» **What the task requires**:
Work out how many lines of the data hold the string "nHIP", and reply with that number alone.

» **Recorded data**:
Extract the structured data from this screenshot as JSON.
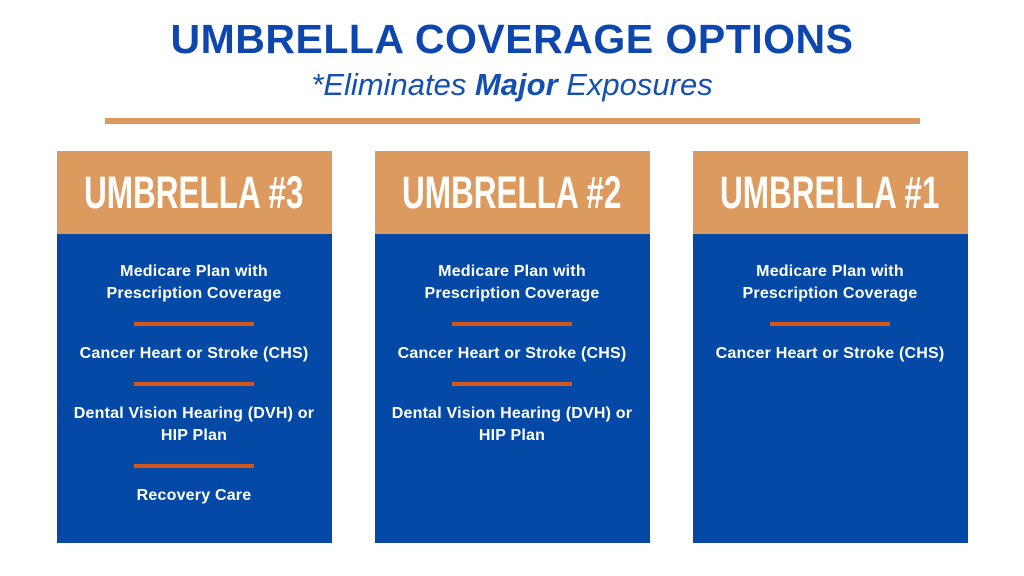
{
  "header": {
    "title": "UMBRELLA COVERAGE OPTIONS",
    "subtitle": {
      "prefix": "*Eliminates ",
      "emphasis": "Major",
      "suffix": " Exposures"
    }
  },
  "columns": [
    {
      "title": "UMBRELLA #3",
      "items": [
        "Medicare Plan with\nPrescription Coverage",
        "Cancer Heart or Stroke (CHS)",
        "Dental Vision Hearing (DVH) or\nHIP Plan",
        "Recovery Care"
      ]
    },
    {
      "title": "UMBRELLA #2",
      "items": [
        "Medicare Plan with\nPrescription Coverage",
        "Cancer Heart or Stroke (CHS)",
        "Dental Vision Hearing (DVH) or\nHIP Plan"
      ]
    },
    {
      "title": "UMBRELLA #1",
      "items": [
        "Medicare Plan with\nPrescription Coverage",
        "Cancer Heart or Stroke (CHS)"
      ]
    }
  ],
  "colors": {
    "title_blue": "#0D47AE",
    "subtitle_blue": "#1350B2",
    "card_body_blue": "#0349A5",
    "card_header_tan": "#DC9A5F",
    "header_rule_tan": "#DC9A5F",
    "divider_orange": "#D4581E",
    "card_text_white": "#FFFFFF",
    "page_background": "#FFFFFF"
  }
}
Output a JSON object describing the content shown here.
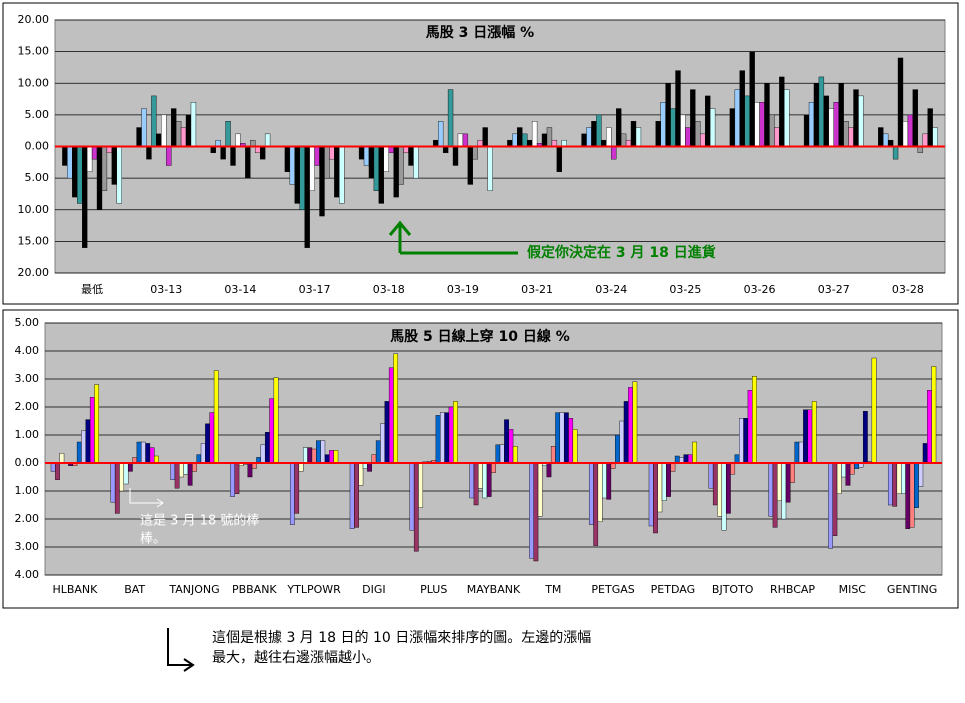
{
  "chart_data": [
    {
      "type": "bar",
      "title": "馬股 3 日漲幅 %",
      "categories": [
        "最低",
        "03-13",
        "03-14",
        "03-17",
        "03-18",
        "03-19",
        "03-21",
        "03-24",
        "03-25",
        "03-26",
        "03-27",
        "03-28"
      ],
      "series": [
        {
          "color": "#000000",
          "values": [
            -3,
            3,
            -1,
            -4,
            -2,
            1,
            1,
            2,
            4,
            6,
            5,
            3
          ]
        },
        {
          "color": "#99ccff",
          "values": [
            -5,
            6,
            1,
            -6,
            -3,
            4,
            2,
            3,
            7,
            9,
            7,
            2
          ]
        },
        {
          "color": "#000000",
          "values": [
            -8,
            -2,
            -2,
            -9,
            -5,
            -1,
            3,
            4,
            10,
            12,
            10,
            1
          ]
        },
        {
          "color": "#339999",
          "values": [
            -9,
            8,
            4,
            -10,
            -7,
            9,
            2,
            5,
            6,
            8,
            11,
            -2
          ]
        },
        {
          "color": "#000000",
          "values": [
            -16,
            2,
            -3,
            -16,
            -9,
            -3,
            1,
            1,
            12,
            15,
            8,
            14
          ]
        },
        {
          "color": "#ffffff",
          "values": [
            -4,
            5,
            2,
            -7,
            -4,
            2,
            4,
            3,
            5,
            7,
            6,
            4
          ]
        },
        {
          "color": "#cc33cc",
          "values": [
            -2,
            -3,
            0.5,
            -3,
            -1,
            2,
            0.5,
            -2,
            3,
            7,
            7,
            5
          ]
        },
        {
          "color": "#000000",
          "values": [
            -10,
            6,
            -5,
            -11,
            -8,
            -6,
            2,
            6,
            9,
            10,
            10,
            9
          ]
        },
        {
          "color": "#999999",
          "values": [
            -7,
            4,
            1,
            -5,
            -6,
            -2,
            3,
            2,
            4,
            5,
            4,
            -1
          ]
        },
        {
          "color": "#ff99cc",
          "values": [
            -1,
            3,
            -1,
            -2,
            -1,
            1,
            1,
            1,
            2,
            3,
            3,
            2
          ]
        },
        {
          "color": "#000000",
          "values": [
            -6,
            5,
            -2,
            -8,
            -3,
            3,
            -4,
            4,
            8,
            11,
            9,
            6
          ]
        },
        {
          "color": "#ccffff",
          "values": [
            -9,
            7,
            2,
            -9,
            -5,
            -7,
            1,
            3,
            6,
            9,
            8,
            3
          ]
        }
      ],
      "ylim": [
        -20,
        20
      ],
      "yticks": [
        {
          "value": 20,
          "label": "20.00"
        },
        {
          "value": 15,
          "label": "15.00"
        },
        {
          "value": 10,
          "label": "10.00"
        },
        {
          "value": 5,
          "label": "5.00"
        },
        {
          "value": 0,
          "label": "0.00"
        },
        {
          "value": -5,
          "label": "5.00"
        },
        {
          "value": -10,
          "label": "10.00"
        },
        {
          "value": -15,
          "label": "15.00"
        },
        {
          "value": -20,
          "label": "20.00"
        }
      ],
      "grid": true,
      "zero_line_color": "#ff0000",
      "plot_color": "#c0c0c0",
      "annotations": [
        "假定你決定在 3 月 18 日進貨"
      ]
    },
    {
      "type": "bar",
      "title": "馬股 5 日線上穿 10 日線 %",
      "categories": [
        "HLBANK",
        "BAT",
        "TANJONG",
        "PBBANK",
        "YTLPOWR",
        "DIGI",
        "PLUS",
        "MAYBANK",
        "TM",
        "PETGAS",
        "PETDAG",
        "BJTOTO",
        "RHBCAP",
        "MISC",
        "GENTING"
      ],
      "series": [
        {
          "color": "#9999ff",
          "values": [
            -0.3,
            -1.4,
            -0.6,
            -1.2,
            -2.2,
            -2.35,
            -2.4,
            -1.25,
            -3.4,
            -2.2,
            -2.25,
            -0.9,
            -1.9,
            -3.05,
            -1.5
          ]
        },
        {
          "color": "#993366",
          "values": [
            -0.6,
            -1.8,
            -0.9,
            -1.1,
            -1.8,
            -2.3,
            -3.15,
            -1.5,
            -3.5,
            -2.95,
            -2.5,
            -1.5,
            -2.3,
            -2.6,
            -1.55
          ]
        },
        {
          "color": "#ffffcc",
          "values": [
            0.35,
            -1.0,
            -0.5,
            -0.1,
            -0.3,
            -0.8,
            -1.6,
            -0.9,
            -1.9,
            -2.1,
            -1.75,
            -1.9,
            -1.35,
            -1.1,
            -1.1
          ]
        },
        {
          "color": "#ccffff",
          "values": [
            0,
            -0.75,
            -0.4,
            -0.05,
            0.55,
            -0.2,
            0.05,
            -1.25,
            -0.1,
            -1.25,
            -1.35,
            -2.4,
            -2.0,
            -0.5,
            -1.1
          ]
        },
        {
          "color": "#660066",
          "values": [
            -0.1,
            -0.3,
            -0.8,
            -0.5,
            0.55,
            -0.3,
            0.05,
            -1.2,
            -0.5,
            -1.3,
            -1.2,
            -1.8,
            -1.4,
            -0.8,
            -2.35
          ]
        },
        {
          "color": "#ff8080",
          "values": [
            -0.1,
            0.2,
            -0.3,
            -0.2,
            0.5,
            0.3,
            0.1,
            -0.35,
            0.6,
            -0.2,
            -0.3,
            -0.4,
            -0.7,
            -0.4,
            -2.3
          ]
        },
        {
          "color": "#0066cc",
          "values": [
            0.75,
            0.75,
            0.3,
            0.2,
            0.8,
            0.8,
            1.7,
            0.65,
            1.8,
            1.0,
            0.25,
            0.3,
            0.75,
            -0.2,
            -1.6
          ]
        },
        {
          "color": "#ccccff",
          "values": [
            1.15,
            0.75,
            0.7,
            0.65,
            0.8,
            1.4,
            1.8,
            0.65,
            1.8,
            1.5,
            0.2,
            1.6,
            0.75,
            -0.15,
            -0.85
          ]
        },
        {
          "color": "#000080",
          "values": [
            1.55,
            0.7,
            1.4,
            1.1,
            0.3,
            2.2,
            1.8,
            1.55,
            1.8,
            2.2,
            0.3,
            1.6,
            1.9,
            1.85,
            0.7
          ]
        },
        {
          "color": "#ff00ff",
          "values": [
            2.35,
            0.55,
            1.8,
            2.3,
            0.45,
            3.4,
            2.0,
            1.2,
            1.6,
            2.7,
            0.3,
            2.6,
            1.9,
            0.05,
            2.6
          ]
        },
        {
          "color": "#ffff00",
          "values": [
            2.8,
            0.25,
            3.3,
            3.05,
            0.45,
            3.9,
            2.2,
            0.6,
            1.2,
            2.9,
            0.75,
            3.1,
            2.2,
            3.75,
            3.45
          ]
        }
      ],
      "ylim": [
        -4,
        5
      ],
      "yticks": [
        {
          "value": 5,
          "label": "5.00"
        },
        {
          "value": 4,
          "label": "4.00"
        },
        {
          "value": 3,
          "label": "3.00"
        },
        {
          "value": 2,
          "label": "2.00"
        },
        {
          "value": 1,
          "label": "1.00"
        },
        {
          "value": 0,
          "label": "0.00"
        },
        {
          "value": -1,
          "label": "1.00"
        },
        {
          "value": -2,
          "label": "2.00"
        },
        {
          "value": -3,
          "label": "3.00"
        },
        {
          "value": -4,
          "label": "4.00"
        }
      ],
      "grid": true,
      "zero_line_color": "#ff0000",
      "plot_color": "#c0c0c0",
      "annotations": [
        "這是 3 月 18 號的棒",
        "棒。"
      ]
    }
  ],
  "note": [
    "這個是根據 3 月 18 日的 10 日漲幅來排序的圖。左邊的漲幅",
    "最大，越往右邊漲幅越小。"
  ]
}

» **Reply**:
2